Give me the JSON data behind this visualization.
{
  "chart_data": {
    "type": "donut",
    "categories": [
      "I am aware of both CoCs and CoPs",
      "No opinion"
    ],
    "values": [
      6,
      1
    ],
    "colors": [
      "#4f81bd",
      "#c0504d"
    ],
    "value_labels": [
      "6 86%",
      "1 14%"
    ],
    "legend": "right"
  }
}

WORK REQUIRED:
Give back the whole listing, word for word.

SOLUTION TO THIS PROBLEM:
Give me the JSON data behind this visualization.
{
  "chart_data": {
    "type": "donut",
    "categories": [
      "I am aware of both CoCs and CoPs",
      "No opinion"
    ],
    "values": [
      6,
      1
    ],
    "colors": [
      "#4f81bd",
      "#c0504d"
    ],
    "value_labels": [
      "6 86%",
      "1 14%"
    ],
    "legend": "right"
  }
}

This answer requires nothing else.